Filter the lines below, copying only those with the string "Theory".

^^^^^^^^^^^^^^^^

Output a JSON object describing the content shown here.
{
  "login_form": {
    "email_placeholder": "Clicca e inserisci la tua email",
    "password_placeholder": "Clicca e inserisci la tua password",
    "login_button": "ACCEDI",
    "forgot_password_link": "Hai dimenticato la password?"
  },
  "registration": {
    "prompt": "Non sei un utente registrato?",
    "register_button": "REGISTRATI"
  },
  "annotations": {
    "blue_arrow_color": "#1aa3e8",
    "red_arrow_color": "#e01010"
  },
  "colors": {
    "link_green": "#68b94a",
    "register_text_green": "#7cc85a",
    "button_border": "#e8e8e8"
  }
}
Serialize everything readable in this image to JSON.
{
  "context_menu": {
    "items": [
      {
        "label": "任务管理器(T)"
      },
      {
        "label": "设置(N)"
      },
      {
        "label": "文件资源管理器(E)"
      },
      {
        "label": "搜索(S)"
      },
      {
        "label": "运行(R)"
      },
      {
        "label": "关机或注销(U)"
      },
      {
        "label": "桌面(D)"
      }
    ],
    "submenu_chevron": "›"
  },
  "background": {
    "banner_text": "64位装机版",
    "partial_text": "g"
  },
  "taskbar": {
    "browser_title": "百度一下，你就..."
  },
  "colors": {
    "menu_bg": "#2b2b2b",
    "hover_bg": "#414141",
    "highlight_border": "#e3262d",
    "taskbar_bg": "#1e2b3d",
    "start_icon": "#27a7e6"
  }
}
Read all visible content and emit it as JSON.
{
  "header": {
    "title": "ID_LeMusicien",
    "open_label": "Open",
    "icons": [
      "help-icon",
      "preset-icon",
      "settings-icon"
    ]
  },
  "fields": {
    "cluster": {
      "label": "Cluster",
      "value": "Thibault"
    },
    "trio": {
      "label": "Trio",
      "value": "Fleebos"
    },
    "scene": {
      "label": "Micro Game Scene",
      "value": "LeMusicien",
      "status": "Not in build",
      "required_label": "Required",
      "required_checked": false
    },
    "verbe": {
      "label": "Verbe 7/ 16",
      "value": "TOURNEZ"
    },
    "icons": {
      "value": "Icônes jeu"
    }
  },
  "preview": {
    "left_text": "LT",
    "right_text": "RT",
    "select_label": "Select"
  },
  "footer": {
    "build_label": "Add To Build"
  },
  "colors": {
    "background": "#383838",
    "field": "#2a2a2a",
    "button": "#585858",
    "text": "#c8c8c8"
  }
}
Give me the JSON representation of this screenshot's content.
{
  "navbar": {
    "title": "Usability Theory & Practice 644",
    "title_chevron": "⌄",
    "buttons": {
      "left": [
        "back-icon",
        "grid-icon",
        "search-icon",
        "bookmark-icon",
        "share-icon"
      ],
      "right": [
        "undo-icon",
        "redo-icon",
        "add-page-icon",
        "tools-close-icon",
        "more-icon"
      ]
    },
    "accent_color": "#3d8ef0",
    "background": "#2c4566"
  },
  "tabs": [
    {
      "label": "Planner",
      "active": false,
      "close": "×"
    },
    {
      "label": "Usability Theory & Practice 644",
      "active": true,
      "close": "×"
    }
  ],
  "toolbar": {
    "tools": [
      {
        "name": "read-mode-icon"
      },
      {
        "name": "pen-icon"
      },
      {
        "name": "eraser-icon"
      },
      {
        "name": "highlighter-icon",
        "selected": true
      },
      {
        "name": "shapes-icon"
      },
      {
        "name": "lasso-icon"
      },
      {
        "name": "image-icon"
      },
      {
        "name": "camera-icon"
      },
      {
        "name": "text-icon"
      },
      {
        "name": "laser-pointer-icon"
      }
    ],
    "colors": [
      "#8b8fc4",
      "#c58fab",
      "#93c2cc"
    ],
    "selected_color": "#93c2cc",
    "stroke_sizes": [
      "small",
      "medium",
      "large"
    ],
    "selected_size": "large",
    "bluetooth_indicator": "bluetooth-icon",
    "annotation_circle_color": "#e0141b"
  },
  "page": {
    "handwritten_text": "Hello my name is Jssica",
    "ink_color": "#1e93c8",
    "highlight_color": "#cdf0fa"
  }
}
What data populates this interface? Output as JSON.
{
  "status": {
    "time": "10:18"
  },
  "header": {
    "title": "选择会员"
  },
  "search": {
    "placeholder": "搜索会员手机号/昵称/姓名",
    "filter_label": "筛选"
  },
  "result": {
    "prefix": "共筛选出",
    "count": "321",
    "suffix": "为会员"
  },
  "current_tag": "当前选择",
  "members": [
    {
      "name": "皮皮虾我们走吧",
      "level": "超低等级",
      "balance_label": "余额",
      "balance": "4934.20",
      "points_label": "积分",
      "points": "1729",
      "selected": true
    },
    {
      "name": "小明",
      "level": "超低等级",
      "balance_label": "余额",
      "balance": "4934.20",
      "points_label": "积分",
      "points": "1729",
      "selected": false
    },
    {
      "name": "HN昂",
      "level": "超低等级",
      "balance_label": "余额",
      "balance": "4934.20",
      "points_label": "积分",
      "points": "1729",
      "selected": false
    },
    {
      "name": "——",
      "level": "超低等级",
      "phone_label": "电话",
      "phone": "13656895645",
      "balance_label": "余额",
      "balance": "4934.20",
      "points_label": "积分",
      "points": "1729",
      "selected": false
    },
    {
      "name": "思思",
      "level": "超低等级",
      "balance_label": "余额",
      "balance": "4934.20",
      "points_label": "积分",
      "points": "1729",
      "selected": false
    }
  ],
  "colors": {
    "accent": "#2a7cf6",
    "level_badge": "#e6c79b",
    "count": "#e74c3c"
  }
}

^^^^^^^^^^^^^^^^

## EXPECTED ANSWER
    "title": "Usability Theory & Practice 644",
      "label": "Usability Theory & Practice 644",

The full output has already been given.